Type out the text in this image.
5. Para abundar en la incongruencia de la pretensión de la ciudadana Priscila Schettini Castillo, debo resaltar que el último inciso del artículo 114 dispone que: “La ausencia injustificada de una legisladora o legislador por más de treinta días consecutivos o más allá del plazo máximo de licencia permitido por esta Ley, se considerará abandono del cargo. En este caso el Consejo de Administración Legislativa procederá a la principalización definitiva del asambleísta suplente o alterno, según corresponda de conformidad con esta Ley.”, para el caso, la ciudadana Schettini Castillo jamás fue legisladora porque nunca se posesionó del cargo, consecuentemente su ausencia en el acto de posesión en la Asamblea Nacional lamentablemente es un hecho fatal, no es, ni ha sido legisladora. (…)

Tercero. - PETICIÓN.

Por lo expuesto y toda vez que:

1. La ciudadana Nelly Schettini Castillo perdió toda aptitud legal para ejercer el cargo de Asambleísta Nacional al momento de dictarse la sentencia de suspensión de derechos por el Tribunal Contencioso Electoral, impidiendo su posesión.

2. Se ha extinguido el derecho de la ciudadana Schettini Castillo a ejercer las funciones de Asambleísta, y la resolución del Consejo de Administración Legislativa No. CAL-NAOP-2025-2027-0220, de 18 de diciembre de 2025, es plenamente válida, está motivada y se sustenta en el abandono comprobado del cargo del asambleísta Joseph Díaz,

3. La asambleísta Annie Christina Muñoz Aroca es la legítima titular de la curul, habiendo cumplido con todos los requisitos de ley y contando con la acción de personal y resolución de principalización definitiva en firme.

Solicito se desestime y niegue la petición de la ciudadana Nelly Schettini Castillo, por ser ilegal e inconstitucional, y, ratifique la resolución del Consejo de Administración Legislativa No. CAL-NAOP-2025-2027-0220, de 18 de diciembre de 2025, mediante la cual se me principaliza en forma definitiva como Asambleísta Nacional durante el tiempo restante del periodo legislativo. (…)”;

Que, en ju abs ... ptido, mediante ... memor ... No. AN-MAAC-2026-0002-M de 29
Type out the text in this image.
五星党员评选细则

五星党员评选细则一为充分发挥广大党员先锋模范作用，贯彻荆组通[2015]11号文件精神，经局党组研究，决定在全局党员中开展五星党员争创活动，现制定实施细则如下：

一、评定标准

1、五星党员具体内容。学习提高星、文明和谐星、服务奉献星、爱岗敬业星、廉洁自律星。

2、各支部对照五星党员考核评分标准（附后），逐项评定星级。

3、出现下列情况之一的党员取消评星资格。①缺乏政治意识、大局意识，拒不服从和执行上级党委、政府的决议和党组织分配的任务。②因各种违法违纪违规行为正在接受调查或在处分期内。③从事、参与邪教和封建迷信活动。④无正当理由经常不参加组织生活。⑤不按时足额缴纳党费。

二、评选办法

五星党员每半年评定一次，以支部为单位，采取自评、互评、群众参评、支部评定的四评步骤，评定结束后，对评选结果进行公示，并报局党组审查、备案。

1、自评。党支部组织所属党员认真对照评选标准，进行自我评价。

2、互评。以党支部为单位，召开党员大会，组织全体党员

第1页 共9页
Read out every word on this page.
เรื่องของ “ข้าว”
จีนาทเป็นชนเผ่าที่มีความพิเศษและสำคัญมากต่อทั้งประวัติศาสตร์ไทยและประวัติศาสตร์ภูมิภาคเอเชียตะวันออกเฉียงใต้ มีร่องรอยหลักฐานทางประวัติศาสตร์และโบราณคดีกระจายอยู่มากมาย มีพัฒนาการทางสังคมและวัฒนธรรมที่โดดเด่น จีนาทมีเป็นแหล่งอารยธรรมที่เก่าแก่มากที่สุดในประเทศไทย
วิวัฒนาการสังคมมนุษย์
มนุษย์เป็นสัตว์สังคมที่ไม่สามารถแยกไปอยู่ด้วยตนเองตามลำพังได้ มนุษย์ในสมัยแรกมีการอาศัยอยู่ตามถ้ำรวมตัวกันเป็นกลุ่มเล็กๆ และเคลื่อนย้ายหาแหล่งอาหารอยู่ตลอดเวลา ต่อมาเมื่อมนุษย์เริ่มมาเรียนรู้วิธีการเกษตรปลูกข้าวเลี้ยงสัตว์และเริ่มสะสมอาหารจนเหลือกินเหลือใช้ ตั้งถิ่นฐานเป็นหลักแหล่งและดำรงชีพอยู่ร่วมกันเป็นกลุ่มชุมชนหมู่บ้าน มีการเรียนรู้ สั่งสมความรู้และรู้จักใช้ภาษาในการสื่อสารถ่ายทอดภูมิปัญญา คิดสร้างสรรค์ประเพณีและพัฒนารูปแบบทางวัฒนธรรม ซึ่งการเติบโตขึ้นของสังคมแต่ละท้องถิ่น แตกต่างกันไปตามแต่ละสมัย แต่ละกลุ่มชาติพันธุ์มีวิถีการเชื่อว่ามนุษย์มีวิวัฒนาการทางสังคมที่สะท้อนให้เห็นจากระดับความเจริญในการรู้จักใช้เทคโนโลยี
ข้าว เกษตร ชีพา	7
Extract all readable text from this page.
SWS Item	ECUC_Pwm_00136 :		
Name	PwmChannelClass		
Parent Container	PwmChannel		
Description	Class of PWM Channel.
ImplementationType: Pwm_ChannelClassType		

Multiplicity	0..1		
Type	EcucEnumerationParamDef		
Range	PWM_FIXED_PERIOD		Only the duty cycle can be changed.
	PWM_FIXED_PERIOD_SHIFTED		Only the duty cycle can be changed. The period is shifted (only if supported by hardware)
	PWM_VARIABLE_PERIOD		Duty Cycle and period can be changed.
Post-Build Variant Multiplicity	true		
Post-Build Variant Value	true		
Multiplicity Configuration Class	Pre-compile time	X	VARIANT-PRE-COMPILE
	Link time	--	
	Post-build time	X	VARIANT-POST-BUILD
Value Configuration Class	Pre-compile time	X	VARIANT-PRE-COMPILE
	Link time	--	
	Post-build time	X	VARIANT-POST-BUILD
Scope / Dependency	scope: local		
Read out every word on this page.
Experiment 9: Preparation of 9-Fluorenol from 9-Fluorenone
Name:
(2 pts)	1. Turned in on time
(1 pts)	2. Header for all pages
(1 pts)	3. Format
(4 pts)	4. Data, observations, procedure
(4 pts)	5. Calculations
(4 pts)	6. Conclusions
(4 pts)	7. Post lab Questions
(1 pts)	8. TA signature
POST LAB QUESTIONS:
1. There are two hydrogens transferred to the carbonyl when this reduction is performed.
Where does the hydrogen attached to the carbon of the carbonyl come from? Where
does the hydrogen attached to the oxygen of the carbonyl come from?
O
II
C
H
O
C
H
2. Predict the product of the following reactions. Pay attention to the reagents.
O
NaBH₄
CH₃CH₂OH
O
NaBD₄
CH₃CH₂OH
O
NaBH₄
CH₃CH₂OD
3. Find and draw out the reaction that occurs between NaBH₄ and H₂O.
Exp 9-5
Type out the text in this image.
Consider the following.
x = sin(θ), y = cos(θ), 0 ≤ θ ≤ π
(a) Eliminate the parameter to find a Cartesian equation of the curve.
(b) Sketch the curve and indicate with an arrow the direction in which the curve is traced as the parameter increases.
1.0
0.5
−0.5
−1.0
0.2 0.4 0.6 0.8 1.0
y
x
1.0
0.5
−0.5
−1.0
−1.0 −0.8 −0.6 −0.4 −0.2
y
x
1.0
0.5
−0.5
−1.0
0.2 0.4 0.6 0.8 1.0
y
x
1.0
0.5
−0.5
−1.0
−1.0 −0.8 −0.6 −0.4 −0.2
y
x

——————————

What to work on:
Return from the data every line that holds "toda".

Answer in full:
Por lo expuesto y toda vez que:
1. La ciudadana Nelly Schettini Castillo perdió toda aptitud legal para ejercer el cargo de Asambleísta Nacional al momento de dictarse la sentencia de suspensión de derechos por el Tribunal Contencioso Electoral, impidiendo su posesión.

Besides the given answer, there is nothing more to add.